Records contained in a dataset
┄┄┄┄┄┄
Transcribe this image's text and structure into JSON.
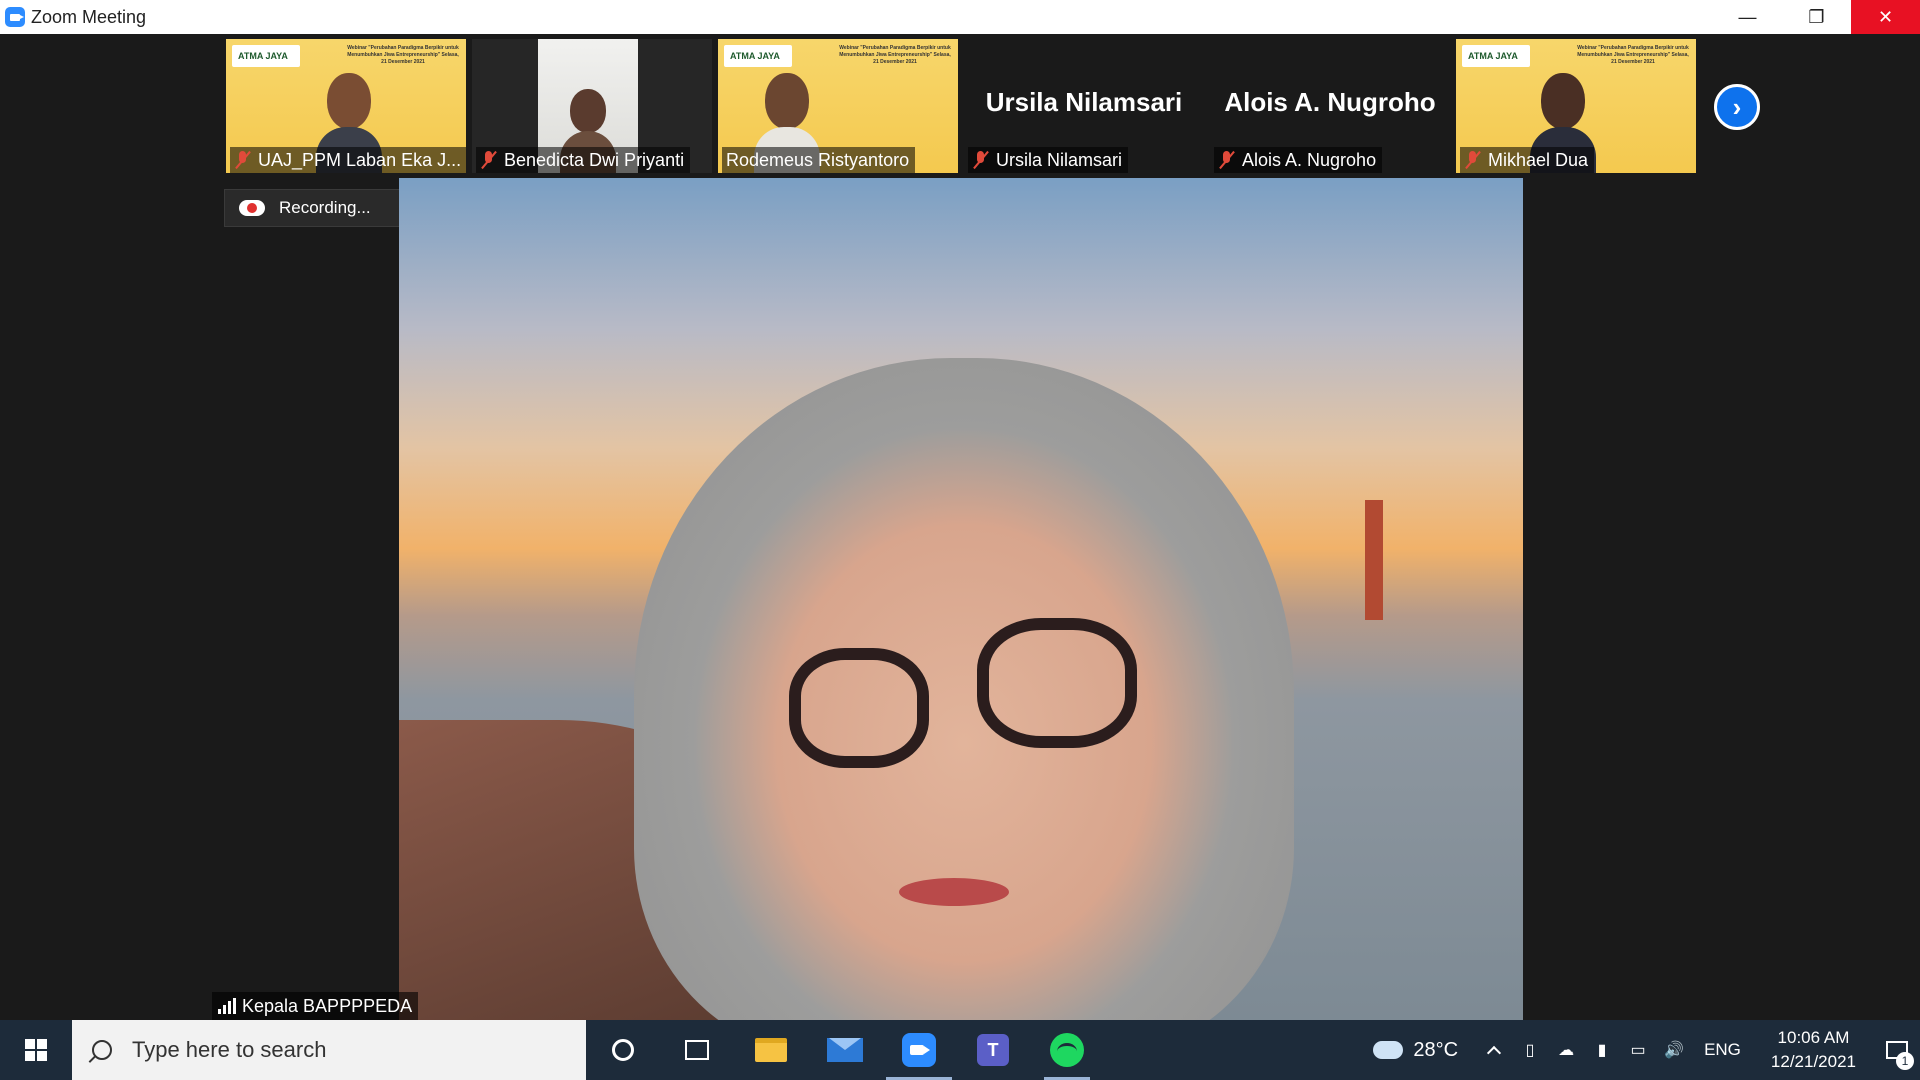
{
  "window": {
    "title": "Zoom Meeting",
    "minimize": "—",
    "restore": "❐",
    "close": "✕"
  },
  "gallery": {
    "participants": [
      {
        "name": "UAJ_PPM Laban Eka J...",
        "type": "banner",
        "banner_logo": "ATMA JAYA"
      },
      {
        "name": "Benedicta Dwi Priyanti",
        "type": "white"
      },
      {
        "name": "Rodemeus Ristyantoro",
        "type": "banner",
        "banner_logo": "ATMA JAYA"
      },
      {
        "name": "Ursila Nilamsari",
        "type": "name",
        "display": "Ursila Nilamsari"
      },
      {
        "name": "Alois A. Nugroho",
        "type": "name",
        "display": "Alois A. Nugroho"
      },
      {
        "name": "Mikhael Dua",
        "type": "banner",
        "banner_logo": "ATMA JAYA"
      }
    ],
    "banner_text": "Webinar \"Perubahan Paradigma Berpikir untuk Menumbuhkan Jiwa Entrepreneurship\" Selasa, 21 Desember 2021",
    "next_arrow": "›"
  },
  "recording": {
    "label": "Recording..."
  },
  "active_speaker": {
    "name": "Kepala BAPPPPEDA"
  },
  "taskbar": {
    "search_placeholder": "Type here to search",
    "weather": "28°C",
    "language": "ENG",
    "time": "10:06 AM",
    "date": "12/21/2021",
    "notification_count": "1",
    "teams_letter": "T"
  }
}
┄┄┄┄┄┄
Write out each line again precisely as it appears, skipping every picture.

Completed task.
Transcribe this image's text and structure into JSON.
{
  "window": {
    "title": "Zoom Meeting",
    "minimize": "—",
    "restore": "❐",
    "close": "✕"
  },
  "gallery": {
    "participants": [
      {
        "name": "UAJ_PPM Laban Eka J...",
        "type": "banner",
        "banner_logo": "ATMA JAYA"
      },
      {
        "name": "Benedicta Dwi Priyanti",
        "type": "white"
      },
      {
        "name": "Rodemeus Ristyantoro",
        "type": "banner",
        "banner_logo": "ATMA JAYA"
      },
      {
        "name": "Ursila Nilamsari",
        "type": "name",
        "display": "Ursila Nilamsari"
      },
      {
        "name": "Alois A. Nugroho",
        "type": "name",
        "display": "Alois A. Nugroho"
      },
      {
        "name": "Mikhael Dua",
        "type": "banner",
        "banner_logo": "ATMA JAYA"
      }
    ],
    "banner_text": "Webinar \"Perubahan Paradigma Berpikir untuk Menumbuhkan Jiwa Entrepreneurship\" Selasa, 21 Desember 2021",
    "next_arrow": "›"
  },
  "recording": {
    "label": "Recording..."
  },
  "active_speaker": {
    "name": "Kepala BAPPPPEDA"
  },
  "taskbar": {
    "search_placeholder": "Type here to search",
    "weather": "28°C",
    "language": "ENG",
    "time": "10:06 AM",
    "date": "12/21/2021",
    "notification_count": "1",
    "teams_letter": "T"
  }
}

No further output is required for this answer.